** Start of Input data **
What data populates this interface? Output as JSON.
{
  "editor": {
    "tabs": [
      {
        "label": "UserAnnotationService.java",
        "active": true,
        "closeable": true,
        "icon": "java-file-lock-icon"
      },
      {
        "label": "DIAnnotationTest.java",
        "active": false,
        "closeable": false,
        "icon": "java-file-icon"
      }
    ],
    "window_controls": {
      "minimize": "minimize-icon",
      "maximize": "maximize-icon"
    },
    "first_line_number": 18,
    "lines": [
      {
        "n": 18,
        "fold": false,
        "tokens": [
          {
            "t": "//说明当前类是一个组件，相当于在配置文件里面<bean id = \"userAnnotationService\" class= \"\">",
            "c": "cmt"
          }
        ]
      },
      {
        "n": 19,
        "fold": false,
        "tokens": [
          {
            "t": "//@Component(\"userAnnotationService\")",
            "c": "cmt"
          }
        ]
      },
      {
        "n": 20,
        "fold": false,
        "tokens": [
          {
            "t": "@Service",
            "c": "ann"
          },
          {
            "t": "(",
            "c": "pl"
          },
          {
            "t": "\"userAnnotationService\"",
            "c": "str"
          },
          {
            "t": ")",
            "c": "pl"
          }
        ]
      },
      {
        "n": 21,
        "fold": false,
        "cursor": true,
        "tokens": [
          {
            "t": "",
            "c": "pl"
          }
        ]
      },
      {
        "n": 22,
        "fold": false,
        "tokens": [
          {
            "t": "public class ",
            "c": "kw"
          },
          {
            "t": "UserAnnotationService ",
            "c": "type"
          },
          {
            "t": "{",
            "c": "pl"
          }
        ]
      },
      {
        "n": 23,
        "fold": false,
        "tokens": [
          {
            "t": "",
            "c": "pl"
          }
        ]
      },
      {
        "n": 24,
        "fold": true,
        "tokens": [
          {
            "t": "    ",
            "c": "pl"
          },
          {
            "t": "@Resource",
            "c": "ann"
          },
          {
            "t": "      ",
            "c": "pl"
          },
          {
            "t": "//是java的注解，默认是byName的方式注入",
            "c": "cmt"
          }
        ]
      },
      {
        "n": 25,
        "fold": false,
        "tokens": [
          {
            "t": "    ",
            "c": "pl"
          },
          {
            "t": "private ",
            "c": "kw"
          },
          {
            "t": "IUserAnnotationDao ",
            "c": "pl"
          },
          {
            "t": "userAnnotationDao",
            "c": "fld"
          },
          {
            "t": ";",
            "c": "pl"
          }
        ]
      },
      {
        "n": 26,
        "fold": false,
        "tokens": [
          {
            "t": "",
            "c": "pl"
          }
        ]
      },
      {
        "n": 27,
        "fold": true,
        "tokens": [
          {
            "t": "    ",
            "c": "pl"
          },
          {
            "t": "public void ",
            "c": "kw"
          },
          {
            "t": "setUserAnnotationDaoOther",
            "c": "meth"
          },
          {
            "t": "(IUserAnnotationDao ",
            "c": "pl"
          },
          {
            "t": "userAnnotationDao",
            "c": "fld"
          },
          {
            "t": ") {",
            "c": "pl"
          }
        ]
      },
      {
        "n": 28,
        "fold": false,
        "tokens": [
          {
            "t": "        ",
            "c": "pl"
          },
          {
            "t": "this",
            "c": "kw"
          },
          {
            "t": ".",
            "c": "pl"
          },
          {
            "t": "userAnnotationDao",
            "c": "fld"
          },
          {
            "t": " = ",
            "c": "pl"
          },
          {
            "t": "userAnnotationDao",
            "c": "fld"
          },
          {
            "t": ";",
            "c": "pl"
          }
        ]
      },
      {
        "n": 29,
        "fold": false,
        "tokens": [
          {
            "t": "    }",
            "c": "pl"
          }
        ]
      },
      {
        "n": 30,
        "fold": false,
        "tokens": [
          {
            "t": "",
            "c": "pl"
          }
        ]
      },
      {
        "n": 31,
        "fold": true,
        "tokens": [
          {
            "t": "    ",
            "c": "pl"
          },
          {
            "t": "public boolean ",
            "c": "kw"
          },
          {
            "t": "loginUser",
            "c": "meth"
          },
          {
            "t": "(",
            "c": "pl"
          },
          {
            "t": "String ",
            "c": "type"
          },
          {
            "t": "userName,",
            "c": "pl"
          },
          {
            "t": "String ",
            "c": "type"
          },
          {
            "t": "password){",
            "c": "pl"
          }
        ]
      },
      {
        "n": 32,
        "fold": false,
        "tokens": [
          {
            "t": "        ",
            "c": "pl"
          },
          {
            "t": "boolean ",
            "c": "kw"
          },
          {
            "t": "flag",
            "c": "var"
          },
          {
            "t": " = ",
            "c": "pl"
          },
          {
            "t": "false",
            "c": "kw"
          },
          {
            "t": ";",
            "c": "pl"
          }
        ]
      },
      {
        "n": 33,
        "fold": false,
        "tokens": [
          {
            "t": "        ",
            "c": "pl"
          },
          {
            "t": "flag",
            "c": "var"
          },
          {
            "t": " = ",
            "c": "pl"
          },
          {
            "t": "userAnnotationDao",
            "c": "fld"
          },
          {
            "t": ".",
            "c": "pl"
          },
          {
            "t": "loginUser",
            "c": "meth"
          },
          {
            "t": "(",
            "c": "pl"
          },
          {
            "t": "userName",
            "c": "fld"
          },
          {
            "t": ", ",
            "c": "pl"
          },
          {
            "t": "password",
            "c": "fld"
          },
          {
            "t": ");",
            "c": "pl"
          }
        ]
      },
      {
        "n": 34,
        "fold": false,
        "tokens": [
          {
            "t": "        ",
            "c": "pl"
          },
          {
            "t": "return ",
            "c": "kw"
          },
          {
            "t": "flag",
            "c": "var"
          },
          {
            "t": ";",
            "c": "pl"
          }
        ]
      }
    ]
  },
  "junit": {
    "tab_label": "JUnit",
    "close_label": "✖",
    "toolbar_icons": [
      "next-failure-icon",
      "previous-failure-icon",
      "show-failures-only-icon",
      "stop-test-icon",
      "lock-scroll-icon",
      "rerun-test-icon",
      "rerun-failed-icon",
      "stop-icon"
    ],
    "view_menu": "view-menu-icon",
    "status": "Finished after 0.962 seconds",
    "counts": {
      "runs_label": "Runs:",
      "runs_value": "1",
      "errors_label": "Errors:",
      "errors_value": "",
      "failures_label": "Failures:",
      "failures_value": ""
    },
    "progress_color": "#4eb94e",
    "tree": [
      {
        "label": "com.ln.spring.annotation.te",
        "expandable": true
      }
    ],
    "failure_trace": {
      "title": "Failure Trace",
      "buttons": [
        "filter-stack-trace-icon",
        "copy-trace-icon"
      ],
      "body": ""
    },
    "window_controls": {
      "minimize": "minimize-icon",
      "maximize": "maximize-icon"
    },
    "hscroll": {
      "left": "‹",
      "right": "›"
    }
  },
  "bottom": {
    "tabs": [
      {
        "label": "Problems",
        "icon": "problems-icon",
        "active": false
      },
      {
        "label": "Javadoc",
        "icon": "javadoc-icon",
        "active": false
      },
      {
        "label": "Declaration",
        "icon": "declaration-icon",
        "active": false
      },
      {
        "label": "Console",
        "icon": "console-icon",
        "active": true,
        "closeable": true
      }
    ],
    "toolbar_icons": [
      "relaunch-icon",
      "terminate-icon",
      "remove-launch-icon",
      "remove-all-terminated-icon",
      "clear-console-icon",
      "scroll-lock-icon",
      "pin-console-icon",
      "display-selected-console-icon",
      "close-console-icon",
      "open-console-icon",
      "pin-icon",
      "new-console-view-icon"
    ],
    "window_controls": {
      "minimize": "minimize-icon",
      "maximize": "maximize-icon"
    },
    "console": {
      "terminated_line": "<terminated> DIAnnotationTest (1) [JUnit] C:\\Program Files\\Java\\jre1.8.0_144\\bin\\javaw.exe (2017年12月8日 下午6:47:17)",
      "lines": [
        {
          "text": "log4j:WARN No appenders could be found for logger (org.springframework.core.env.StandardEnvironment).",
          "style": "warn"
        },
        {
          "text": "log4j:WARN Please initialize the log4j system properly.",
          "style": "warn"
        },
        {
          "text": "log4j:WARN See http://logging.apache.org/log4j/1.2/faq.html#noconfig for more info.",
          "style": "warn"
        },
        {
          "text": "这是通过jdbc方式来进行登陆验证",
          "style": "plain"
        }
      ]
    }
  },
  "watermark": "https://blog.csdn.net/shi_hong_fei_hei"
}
** End of Input data **
● Goal:
Where a line above includes "view", copy that line.

● The output:
    "view_menu": "view-menu-icon",
      "new-console-view-icon"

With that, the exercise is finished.